INSTRUCTION.
Please say how many lines of the listing hold "JSON", with no other words in the answer.

Data records.
+++
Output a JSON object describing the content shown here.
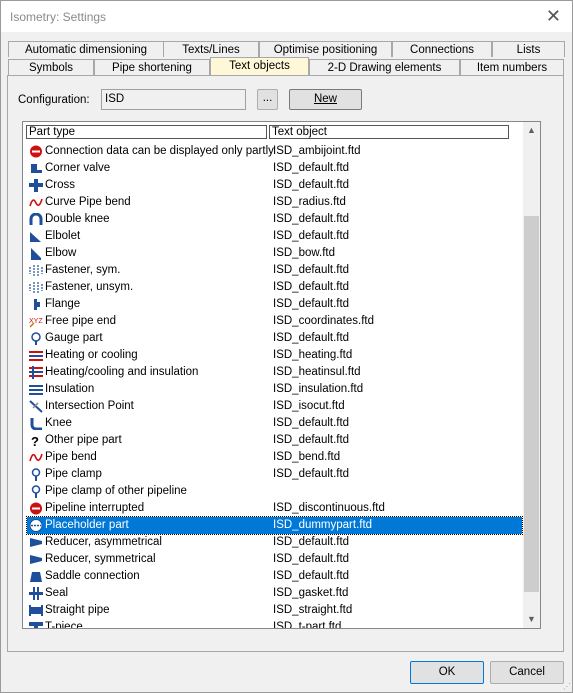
{
  "window": {
    "title": "Isometry: Settings"
  },
  "tabs_back": [
    "Automatic dimensioning",
    "Texts/Lines",
    "Optimise positioning",
    "Connections",
    "Lists"
  ],
  "tabs_front": [
    "Symbols",
    "Pipe shortening",
    "Text objects",
    "2-D Drawing elements",
    "Item numbers"
  ],
  "active_tab": "Text objects",
  "config": {
    "label": "Configuration:",
    "value": "ISD",
    "browse_label": "...",
    "new_label": "New"
  },
  "list": {
    "columns": [
      "Part type",
      "Text object"
    ],
    "rows": [
      {
        "icon": "no-entry-icon",
        "part": "Connection data can be displayed only partly",
        "text": "ISD_ambijoint.ftd"
      },
      {
        "icon": "corner-valve-icon",
        "part": "Corner valve",
        "text": "ISD_default.ftd"
      },
      {
        "icon": "cross-icon",
        "part": "Cross",
        "text": "ISD_default.ftd"
      },
      {
        "icon": "curve-bend-icon",
        "part": "Curve Pipe bend",
        "text": "ISD_radius.ftd"
      },
      {
        "icon": "double-knee-icon",
        "part": "Double knee",
        "text": "ISD_default.ftd"
      },
      {
        "icon": "elbolet-icon",
        "part": "Elbolet",
        "text": "ISD_default.ftd"
      },
      {
        "icon": "elbow-icon",
        "part": "Elbow",
        "text": "ISD_bow.ftd"
      },
      {
        "icon": "fastener-icon",
        "part": "Fastener, sym.",
        "text": "ISD_default.ftd"
      },
      {
        "icon": "fastener-icon",
        "part": "Fastener, unsym.",
        "text": "ISD_default.ftd"
      },
      {
        "icon": "flange-icon",
        "part": "Flange",
        "text": "ISD_default.ftd"
      },
      {
        "icon": "pipe-end-icon",
        "part": "Free pipe end",
        "text": "ISD_coordinates.ftd"
      },
      {
        "icon": "gauge-icon",
        "part": "Gauge part",
        "text": "ISD_default.ftd"
      },
      {
        "icon": "heating-icon",
        "part": "Heating or cooling",
        "text": "ISD_heating.ftd"
      },
      {
        "icon": "heating-insul-icon",
        "part": "Heating/cooling and insulation",
        "text": "ISD_heatinsul.ftd"
      },
      {
        "icon": "insulation-icon",
        "part": "Insulation",
        "text": "ISD_insulation.ftd"
      },
      {
        "icon": "intersection-icon",
        "part": "Intersection Point",
        "text": "ISD_isocut.ftd"
      },
      {
        "icon": "knee-icon",
        "part": "Knee",
        "text": "ISD_default.ftd"
      },
      {
        "icon": "question-icon",
        "part": "Other pipe part",
        "text": "ISD_default.ftd"
      },
      {
        "icon": "pipe-bend-icon",
        "part": "Pipe bend",
        "text": "ISD_bend.ftd"
      },
      {
        "icon": "pipe-clamp-icon",
        "part": "Pipe clamp",
        "text": "ISD_default.ftd"
      },
      {
        "icon": "pipe-clamp-icon",
        "part": "Pipe clamp of other pipeline",
        "text": ""
      },
      {
        "icon": "no-entry-icon",
        "part": "Pipeline interrupted",
        "text": "ISD_discontinuous.ftd"
      },
      {
        "icon": "placeholder-icon",
        "part": "Placeholder part",
        "text": "ISD_dummypart.ftd",
        "selected": true
      },
      {
        "icon": "reducer-icon",
        "part": "Reducer, asymmetrical",
        "text": "ISD_default.ftd"
      },
      {
        "icon": "reducer-icon",
        "part": "Reducer, symmetrical",
        "text": "ISD_default.ftd"
      },
      {
        "icon": "saddle-icon",
        "part": "Saddle connection",
        "text": "ISD_default.ftd"
      },
      {
        "icon": "seal-icon",
        "part": "Seal",
        "text": "ISD_gasket.ftd"
      },
      {
        "icon": "straight-pipe-icon",
        "part": "Straight pipe",
        "text": "ISD_straight.ftd"
      },
      {
        "icon": "tee-icon",
        "part": "T-piece",
        "text": "ISD_t-part.ftd"
      }
    ]
  },
  "buttons": {
    "ok": "OK",
    "cancel": "Cancel"
  },
  "colors": {
    "selection": "#0078d7",
    "active_tab": "#fff8d8",
    "icon_blue": "#1f4f9a",
    "icon_red": "#d01010"
  }
}
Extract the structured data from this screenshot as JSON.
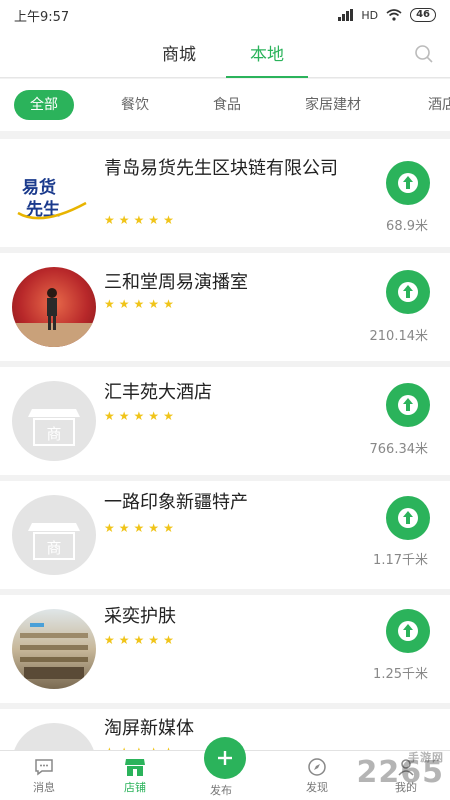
+++
REPLY.
2